[Figure record listings]
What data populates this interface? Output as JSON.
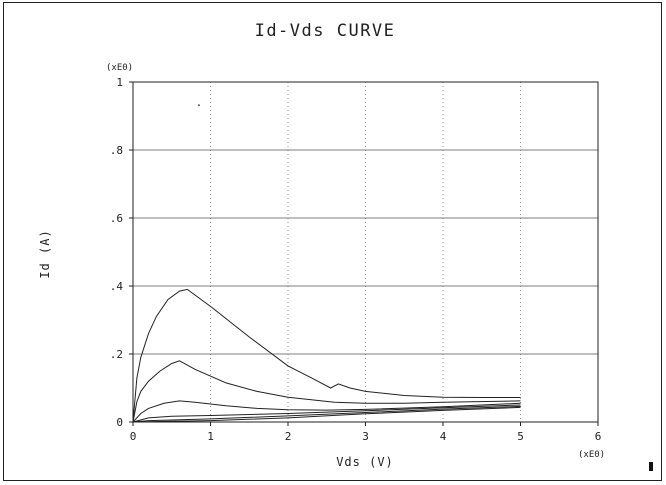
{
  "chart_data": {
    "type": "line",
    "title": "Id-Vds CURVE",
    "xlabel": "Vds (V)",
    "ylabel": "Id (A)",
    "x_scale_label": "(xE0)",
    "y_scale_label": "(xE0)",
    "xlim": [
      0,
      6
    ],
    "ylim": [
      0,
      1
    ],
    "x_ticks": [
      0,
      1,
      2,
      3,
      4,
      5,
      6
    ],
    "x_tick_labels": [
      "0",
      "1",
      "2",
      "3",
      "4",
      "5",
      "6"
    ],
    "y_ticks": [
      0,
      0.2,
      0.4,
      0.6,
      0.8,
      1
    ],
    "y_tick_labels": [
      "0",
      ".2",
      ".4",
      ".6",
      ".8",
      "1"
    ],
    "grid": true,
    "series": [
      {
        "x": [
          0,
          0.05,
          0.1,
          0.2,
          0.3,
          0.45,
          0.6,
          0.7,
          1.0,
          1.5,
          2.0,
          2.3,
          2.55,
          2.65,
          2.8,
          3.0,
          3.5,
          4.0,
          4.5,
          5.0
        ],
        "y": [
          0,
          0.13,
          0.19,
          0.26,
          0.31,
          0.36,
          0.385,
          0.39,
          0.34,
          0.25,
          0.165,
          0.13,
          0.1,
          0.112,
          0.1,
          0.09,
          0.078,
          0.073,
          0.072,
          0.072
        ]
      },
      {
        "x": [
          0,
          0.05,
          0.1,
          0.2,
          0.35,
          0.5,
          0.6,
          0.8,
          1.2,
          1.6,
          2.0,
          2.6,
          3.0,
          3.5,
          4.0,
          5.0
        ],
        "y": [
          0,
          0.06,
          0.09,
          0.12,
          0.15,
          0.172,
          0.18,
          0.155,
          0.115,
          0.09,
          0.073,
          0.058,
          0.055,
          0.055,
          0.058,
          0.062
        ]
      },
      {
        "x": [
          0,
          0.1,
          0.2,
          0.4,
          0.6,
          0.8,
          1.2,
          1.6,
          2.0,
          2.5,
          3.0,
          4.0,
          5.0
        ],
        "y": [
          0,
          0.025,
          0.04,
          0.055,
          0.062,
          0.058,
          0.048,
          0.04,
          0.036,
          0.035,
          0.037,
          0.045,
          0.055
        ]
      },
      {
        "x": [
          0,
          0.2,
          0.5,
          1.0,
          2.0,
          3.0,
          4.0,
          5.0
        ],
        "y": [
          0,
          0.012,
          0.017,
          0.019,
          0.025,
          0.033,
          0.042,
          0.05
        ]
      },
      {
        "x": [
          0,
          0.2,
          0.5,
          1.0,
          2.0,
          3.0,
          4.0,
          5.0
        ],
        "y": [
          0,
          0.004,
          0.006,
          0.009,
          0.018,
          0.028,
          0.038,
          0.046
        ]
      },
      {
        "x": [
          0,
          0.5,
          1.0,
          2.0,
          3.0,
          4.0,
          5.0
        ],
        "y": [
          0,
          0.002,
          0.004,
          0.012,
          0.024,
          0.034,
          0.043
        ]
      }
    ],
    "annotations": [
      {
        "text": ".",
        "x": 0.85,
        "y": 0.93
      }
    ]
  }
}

▸ **Written problem**
Images must not appear in the copy; reproduce everything else in the records verbatim.

▸ **Answer below**
What data populates this interface? Output as JSON.
{
  "chart_data": {
    "type": "line",
    "title": "Id-Vds CURVE",
    "xlabel": "Vds (V)",
    "ylabel": "Id (A)",
    "x_scale_label": "(xE0)",
    "y_scale_label": "(xE0)",
    "xlim": [
      0,
      6
    ],
    "ylim": [
      0,
      1
    ],
    "x_ticks": [
      0,
      1,
      2,
      3,
      4,
      5,
      6
    ],
    "x_tick_labels": [
      "0",
      "1",
      "2",
      "3",
      "4",
      "5",
      "6"
    ],
    "y_ticks": [
      0,
      0.2,
      0.4,
      0.6,
      0.8,
      1
    ],
    "y_tick_labels": [
      "0",
      ".2",
      ".4",
      ".6",
      ".8",
      "1"
    ],
    "grid": true,
    "series": [
      {
        "x": [
          0,
          0.05,
          0.1,
          0.2,
          0.3,
          0.45,
          0.6,
          0.7,
          1.0,
          1.5,
          2.0,
          2.3,
          2.55,
          2.65,
          2.8,
          3.0,
          3.5,
          4.0,
          4.5,
          5.0
        ],
        "y": [
          0,
          0.13,
          0.19,
          0.26,
          0.31,
          0.36,
          0.385,
          0.39,
          0.34,
          0.25,
          0.165,
          0.13,
          0.1,
          0.112,
          0.1,
          0.09,
          0.078,
          0.073,
          0.072,
          0.072
        ]
      },
      {
        "x": [
          0,
          0.05,
          0.1,
          0.2,
          0.35,
          0.5,
          0.6,
          0.8,
          1.2,
          1.6,
          2.0,
          2.6,
          3.0,
          3.5,
          4.0,
          5.0
        ],
        "y": [
          0,
          0.06,
          0.09,
          0.12,
          0.15,
          0.172,
          0.18,
          0.155,
          0.115,
          0.09,
          0.073,
          0.058,
          0.055,
          0.055,
          0.058,
          0.062
        ]
      },
      {
        "x": [
          0,
          0.1,
          0.2,
          0.4,
          0.6,
          0.8,
          1.2,
          1.6,
          2.0,
          2.5,
          3.0,
          4.0,
          5.0
        ],
        "y": [
          0,
          0.025,
          0.04,
          0.055,
          0.062,
          0.058,
          0.048,
          0.04,
          0.036,
          0.035,
          0.037,
          0.045,
          0.055
        ]
      },
      {
        "x": [
          0,
          0.2,
          0.5,
          1.0,
          2.0,
          3.0,
          4.0,
          5.0
        ],
        "y": [
          0,
          0.012,
          0.017,
          0.019,
          0.025,
          0.033,
          0.042,
          0.05
        ]
      },
      {
        "x": [
          0,
          0.2,
          0.5,
          1.0,
          2.0,
          3.0,
          4.0,
          5.0
        ],
        "y": [
          0,
          0.004,
          0.006,
          0.009,
          0.018,
          0.028,
          0.038,
          0.046
        ]
      },
      {
        "x": [
          0,
          0.5,
          1.0,
          2.0,
          3.0,
          4.0,
          5.0
        ],
        "y": [
          0,
          0.002,
          0.004,
          0.012,
          0.024,
          0.034,
          0.043
        ]
      }
    ],
    "annotations": [
      {
        "text": ".",
        "x": 0.85,
        "y": 0.93
      }
    ]
  }
}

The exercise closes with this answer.